Task requirements — Scan the records below for lines with the word "selected", then state how many you find and nothing else.

Dataset rows —
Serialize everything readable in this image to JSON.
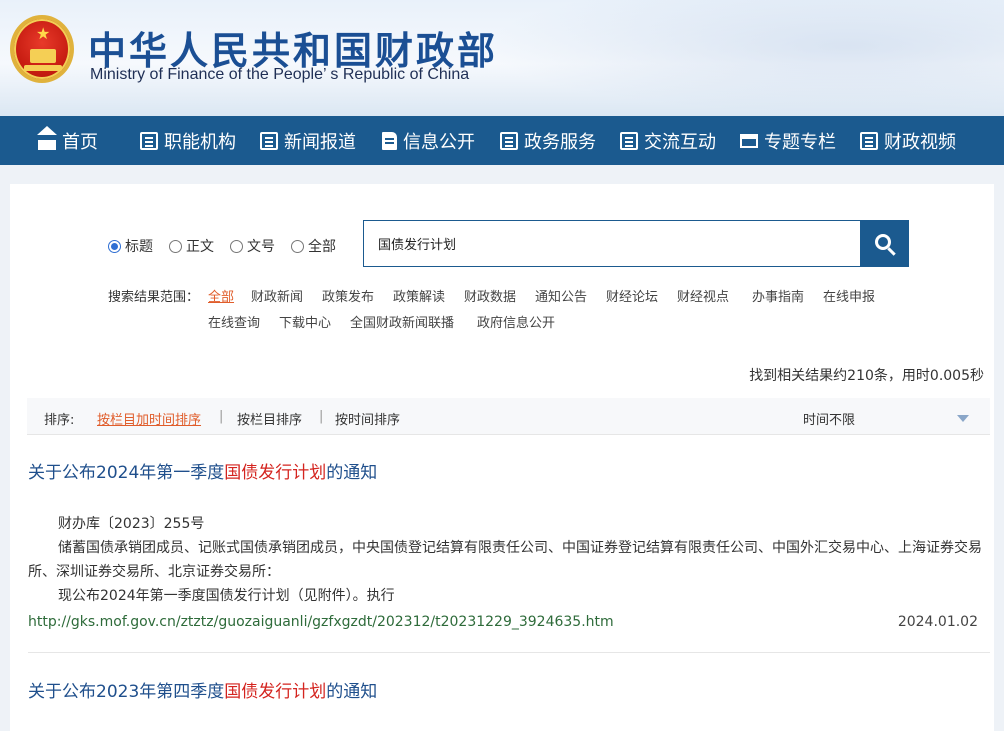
{
  "header": {
    "title_cn": "中华人民共和国财政部",
    "title_en": "Ministry of Finance of the People’ s Republic of China",
    "emblem_icon": "national-emblem"
  },
  "nav": [
    {
      "label": "首页",
      "icon": "home-icon"
    },
    {
      "label": "职能机构",
      "icon": "list-icon"
    },
    {
      "label": "新闻报道",
      "icon": "news-icon"
    },
    {
      "label": "信息公开",
      "icon": "document-icon"
    },
    {
      "label": "政务服务",
      "icon": "edit-icon"
    },
    {
      "label": "交流互动",
      "icon": "chat-icon"
    },
    {
      "label": "专题专栏",
      "icon": "window-icon"
    },
    {
      "label": "财政视频",
      "icon": "video-icon"
    }
  ],
  "search": {
    "options": [
      "标题",
      "正文",
      "文号",
      "全部"
    ],
    "selected": "标题",
    "query": "国债发行计划",
    "scope_label": "搜索结果范围：",
    "scopes": [
      "全部",
      "财政新闻",
      "政策发布",
      "政策解读",
      "财政数据",
      "通知公告",
      "财经论坛",
      "财经视点",
      "办事指南",
      "在线申报",
      "在线查询",
      "下载中心",
      "全国财政新闻联播",
      "政府信息公开"
    ],
    "active_scope": "全部"
  },
  "stats": "找到相关结果约210条，用时0.005秒",
  "sort": {
    "label": "排序:",
    "options": [
      "按栏目加时间排序",
      "按栏目排序",
      "按时间排序"
    ],
    "active": "按栏目加时间排序",
    "time_filter": "时间不限"
  },
  "results": [
    {
      "title_pre": "关于公布2024年第一季度",
      "title_hl": "国债发行计划",
      "title_post": "的通知",
      "snippet_lines": [
        "财办库〔2023〕255号",
        "储蓄国债承销团成员、记账式国债承销团成员，中央国债登记结算有限责任公司、中国证券登记结算有限责任公司、中国外汇交易中心、上海证券交易所、深圳证券交易所、北京证券交易所：",
        "现公布2024年第一季度国债发行计划（见附件）。执行"
      ],
      "url": "http://gks.mof.gov.cn/ztztz/guozaiguanli/gzfxgzdt/202312/t20231229_3924635.htm",
      "date": "2024.01.02"
    },
    {
      "title_pre": "关于公布2023年第四季度",
      "title_hl": "国债发行计划",
      "title_post": "的通知"
    }
  ],
  "colors": {
    "nav_bg": "#1b5a8f",
    "highlight": "#d4241f",
    "active_link": "#e05d2b",
    "title_blue": "#1f4f8c",
    "url_green": "#2e6b3a"
  }
}
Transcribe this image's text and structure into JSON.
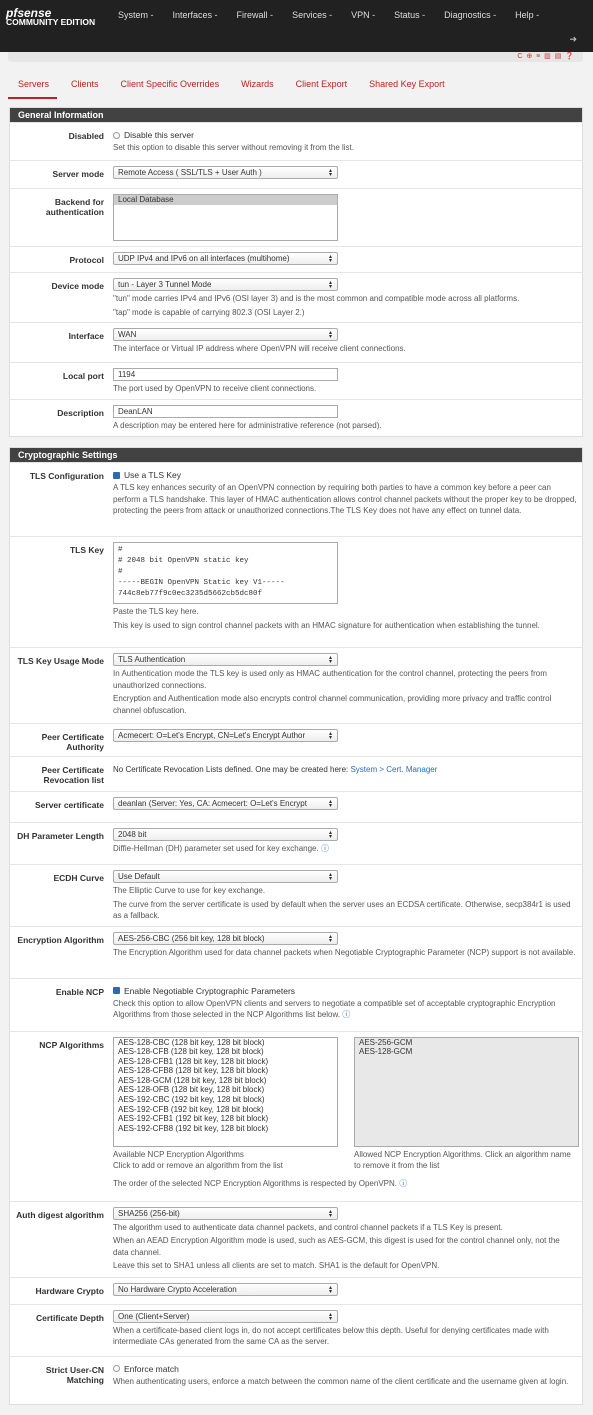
{
  "navbar": {
    "logo_brand": "pfsense",
    "logo_edition": "COMMUNITY EDITION",
    "menu": [
      "System -",
      "Interfaces -",
      "Firewall -",
      "Services -",
      "VPN -",
      "Status -",
      "Diagnostics -",
      "Help -"
    ],
    "logout_icon": "sign-out-icon"
  },
  "breadcrumb": {
    "icons": "C ⊕ ≡ ▥ ▤ ❓"
  },
  "tabs": [
    "Servers",
    "Clients",
    "Client Specific Overrides",
    "Wizards",
    "Client Export",
    "Shared Key Export"
  ],
  "active_tab": 0,
  "general": {
    "title": "General Information",
    "disabled": {
      "label": "Disabled",
      "check": "Disable this server",
      "checked": false,
      "help": "Set this option to disable this server without removing it from the list."
    },
    "server_mode": {
      "label": "Server mode",
      "value": "Remote Access ( SSL/TLS + User Auth )"
    },
    "backend": {
      "label": "Backend for authentication",
      "value": "Local Database"
    },
    "protocol": {
      "label": "Protocol",
      "value": "UDP IPv4 and IPv6 on all interfaces (multihome)"
    },
    "device_mode": {
      "label": "Device mode",
      "value": "tun - Layer 3 Tunnel Mode",
      "help1": "\"tun\" mode carries IPv4 and IPv6 (OSI layer 3) and is the most common and compatible mode across all platforms.",
      "help2": "\"tap\" mode is capable of carrying 802.3 (OSI Layer 2.)"
    },
    "interface": {
      "label": "Interface",
      "value": "WAN",
      "help": "The interface or Virtual IP address where OpenVPN will receive client connections."
    },
    "local_port": {
      "label": "Local port",
      "value": "1194",
      "help": "The port used by OpenVPN to receive client connections."
    },
    "description": {
      "label": "Description",
      "value": "DeanLAN",
      "help": "A description may be entered here for administrative reference (not parsed)."
    }
  },
  "crypto": {
    "title": "Cryptographic Settings",
    "tls_config": {
      "label": "TLS Configuration",
      "check": "Use a TLS Key",
      "checked": true,
      "help": "A TLS key enhances security of an OpenVPN connection by requiring both parties to have a common key before a peer can perform a TLS handshake. This layer of HMAC authentication allows control channel packets without the proper key to be dropped, protecting the peers from attack or unauthorized connections.The TLS Key does not have any effect on tunnel data."
    },
    "tls_key": {
      "label": "TLS Key",
      "value": "#\n# 2048 bit OpenVPN static key\n#\n-----BEGIN OpenVPN Static key V1-----\n744c8eb77f9c0ec3235d5662cb5dc80f",
      "help1": "Paste the TLS key here.",
      "help2": "This key is used to sign control channel packets with an HMAC signature for authentication when establishing the tunnel."
    },
    "tls_usage": {
      "label": "TLS Key Usage Mode",
      "value": "TLS Authentication",
      "help1": "In Authentication mode the TLS key is used only as HMAC authentication for the control channel, protecting the peers from unauthorized connections.",
      "help2": "Encryption and Authentication mode also encrypts control channel communication, providing more privacy and traffic control channel obfuscation."
    },
    "peer_ca": {
      "label": "Peer Certificate Authority",
      "value": "Acmecert: O=Let's Encrypt, CN=Let's Encrypt Author"
    },
    "peer_crl": {
      "label": "Peer Certificate Revocation list",
      "text": "No Certificate Revocation Lists defined. One may be created here: ",
      "link": "System > Cert. Manager"
    },
    "server_cert": {
      "label": "Server certificate",
      "value": "deanlan (Server: Yes, CA: Acmecert: O=Let's Encrypt"
    },
    "dh": {
      "label": "DH Parameter Length",
      "value": "2048 bit",
      "help": "Diffie-Hellman (DH) parameter set used for key exchange."
    },
    "ecdh": {
      "label": "ECDH Curve",
      "value": "Use Default",
      "help1": "The Elliptic Curve to use for key exchange.",
      "help2": "The curve from the server certificate is used by default when the server uses an ECDSA certificate. Otherwise, secp384r1 is used as a fallback."
    },
    "encryption": {
      "label": "Encryption Algorithm",
      "value": "AES-256-CBC (256 bit key, 128 bit block)",
      "help": "The Encryption Algorithm used for data channel packets when Negotiable Cryptographic Parameter (NCP) support is not available."
    },
    "ncp": {
      "label": "Enable NCP",
      "check": "Enable Negotiable Cryptographic Parameters",
      "checked": true,
      "help": "Check this option to allow OpenVPN clients and servers to negotiate a compatible set of acceptable cryptographic Encryption Algorithms from those selected in the NCP Algorithms list below."
    },
    "ncp_algs": {
      "label": "NCP Algorithms",
      "available": [
        "AES-128-CBC (128 bit key, 128 bit block)",
        "AES-128-CFB (128 bit key, 128 bit block)",
        "AES-128-CFB1 (128 bit key, 128 bit block)",
        "AES-128-CFB8 (128 bit key, 128 bit block)",
        "AES-128-GCM (128 bit key, 128 bit block)",
        "AES-128-OFB (128 bit key, 128 bit block)",
        "AES-192-CBC (192 bit key, 128 bit block)",
        "AES-192-CFB (192 bit key, 128 bit block)",
        "AES-192-CFB1 (192 bit key, 128 bit block)",
        "AES-192-CFB8 (192 bit key, 128 bit block)"
      ],
      "allowed": [
        "AES-256-GCM",
        "AES-128-GCM"
      ],
      "help_avail1": "Available NCP Encryption Algorithms",
      "help_avail2": "Click to add or remove an algorithm from the list",
      "help_allowed": "Allowed NCP Encryption Algorithms. Click an algorithm name to remove it from the list",
      "help_order": "The order of the selected NCP Encryption Algorithms is respected by OpenVPN."
    },
    "auth_digest": {
      "label": "Auth digest algorithm",
      "value": "SHA256 (256-bit)",
      "help1": "The algorithm used to authenticate data channel packets, and control channel packets if a TLS Key is present.",
      "help2": "When an AEAD Encryption Algorithm mode is used, such as AES-GCM, this digest is used for the control channel only, not the data channel.",
      "help3": "Leave this set to SHA1 unless all clients are set to match. SHA1 is the default for OpenVPN."
    },
    "hw_crypto": {
      "label": "Hardware Crypto",
      "value": "No Hardware Crypto Acceleration"
    },
    "cert_depth": {
      "label": "Certificate Depth",
      "value": "One (Client+Server)",
      "help": "When a certificate-based client logs in, do not accept certificates below this depth. Useful for denying certificates made with intermediate CAs generated from the same CA as the server."
    },
    "strict_cn": {
      "label": "Strict User-CN Matching",
      "check": "Enforce match",
      "checked": false,
      "help": "When authenticating users, enforce a match between the common name of the client certificate and the username given at login."
    }
  }
}
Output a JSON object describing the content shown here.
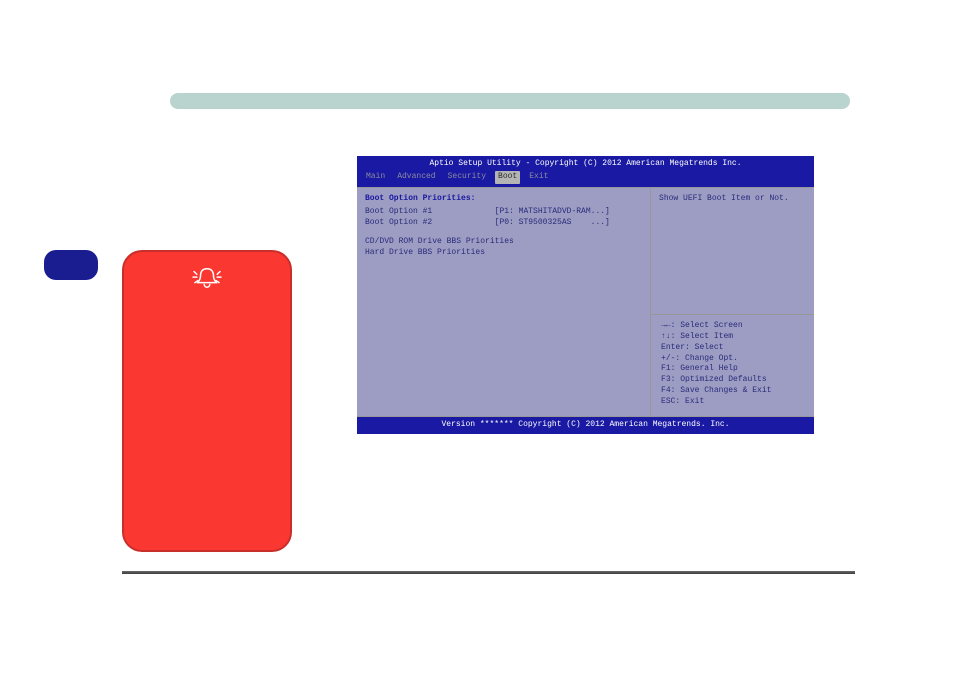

Problem solution — 3